* [Work to be completed]: Exclude the pictures; give every entry again exactly as written.

* [Input rows]:
—————
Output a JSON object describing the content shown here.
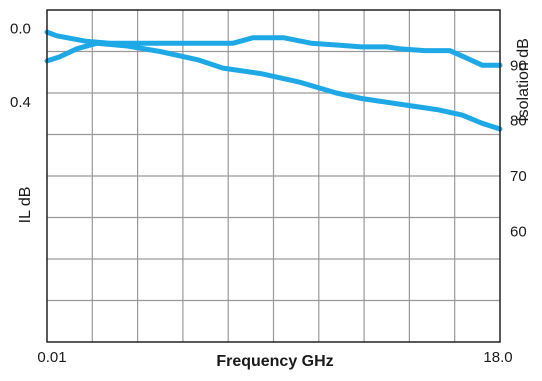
{
  "chart_data": {
    "type": "line",
    "xlabel": "Frequency GHz",
    "ylabel_left": "IL dB",
    "ylabel_right": "Isolation dB",
    "x_tick_labels": [
      "0.01",
      "18.0"
    ],
    "xlim": [
      0.01,
      18.0
    ],
    "y_left": {
      "ticks": [
        0.0,
        0.4
      ],
      "tick_labels": [
        "0.0",
        "0.4"
      ],
      "range": [
        -0.1,
        1.7
      ],
      "inverted": true
    },
    "y_right": {
      "ticks": [
        60,
        70,
        80,
        90
      ],
      "tick_labels": [
        "60",
        "70",
        "80",
        "90"
      ],
      "range": [
        40,
        100
      ],
      "inverted": false
    },
    "grid": true,
    "colors": {
      "series": "#1ea9e6",
      "grid": "#9a9a9a",
      "frame": "#222222"
    },
    "series": [
      {
        "axis": "left",
        "x": [
          0.01,
          0.4,
          0.8,
          1.6,
          2.5,
          3.2,
          4.0,
          5.2,
          6.5,
          7.4,
          8.2,
          9.4,
          10.5,
          11.5,
          12.5,
          13.5,
          14.0,
          15.0,
          16.0,
          16.5,
          17.3,
          18.0
        ],
        "y": [
          0.02,
          0.04,
          0.05,
          0.07,
          0.08,
          0.08,
          0.08,
          0.08,
          0.08,
          0.08,
          0.05,
          0.05,
          0.08,
          0.09,
          0.1,
          0.1,
          0.11,
          0.12,
          0.12,
          0.15,
          0.2,
          0.2
        ]
      },
      {
        "axis": "right",
        "x": [
          0.01,
          0.5,
          1.2,
          2.0,
          3.2,
          4.5,
          6.0,
          7.0,
          8.5,
          10.0,
          11.5,
          12.5,
          14.0,
          15.5,
          16.5,
          17.3,
          18.0
        ],
        "y": [
          90.8,
          91.5,
          93.0,
          94.0,
          93.5,
          92.5,
          91.0,
          89.5,
          88.5,
          87.0,
          85.0,
          84.0,
          83.0,
          82.0,
          81.0,
          79.5,
          78.5
        ]
      }
    ]
  }
}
—————
* [The result]:
Output a JSON object describing the content shown here.
{
  "chart_data": {
    "type": "line",
    "xlabel": "Frequency GHz",
    "ylabel_left": "IL dB",
    "ylabel_right": "Isolation dB",
    "x_tick_labels": [
      "0.01",
      "18.0"
    ],
    "xlim": [
      0.01,
      18.0
    ],
    "y_left": {
      "ticks": [
        0.0,
        0.4
      ],
      "tick_labels": [
        "0.0",
        "0.4"
      ],
      "range": [
        -0.1,
        1.7
      ],
      "inverted": true
    },
    "y_right": {
      "ticks": [
        60,
        70,
        80,
        90
      ],
      "tick_labels": [
        "60",
        "70",
        "80",
        "90"
      ],
      "range": [
        40,
        100
      ],
      "inverted": false
    },
    "grid": true,
    "colors": {
      "series": "#1ea9e6",
      "grid": "#9a9a9a",
      "frame": "#222222"
    },
    "series": [
      {
        "axis": "left",
        "x": [
          0.01,
          0.4,
          0.8,
          1.6,
          2.5,
          3.2,
          4.0,
          5.2,
          6.5,
          7.4,
          8.2,
          9.4,
          10.5,
          11.5,
          12.5,
          13.5,
          14.0,
          15.0,
          16.0,
          16.5,
          17.3,
          18.0
        ],
        "y": [
          0.02,
          0.04,
          0.05,
          0.07,
          0.08,
          0.08,
          0.08,
          0.08,
          0.08,
          0.08,
          0.05,
          0.05,
          0.08,
          0.09,
          0.1,
          0.1,
          0.11,
          0.12,
          0.12,
          0.15,
          0.2,
          0.2
        ]
      },
      {
        "axis": "right",
        "x": [
          0.01,
          0.5,
          1.2,
          2.0,
          3.2,
          4.5,
          6.0,
          7.0,
          8.5,
          10.0,
          11.5,
          12.5,
          14.0,
          15.5,
          16.5,
          17.3,
          18.0
        ],
        "y": [
          90.8,
          91.5,
          93.0,
          94.0,
          93.5,
          92.5,
          91.0,
          89.5,
          88.5,
          87.0,
          85.0,
          84.0,
          83.0,
          82.0,
          81.0,
          79.5,
          78.5
        ]
      }
    ]
  }
}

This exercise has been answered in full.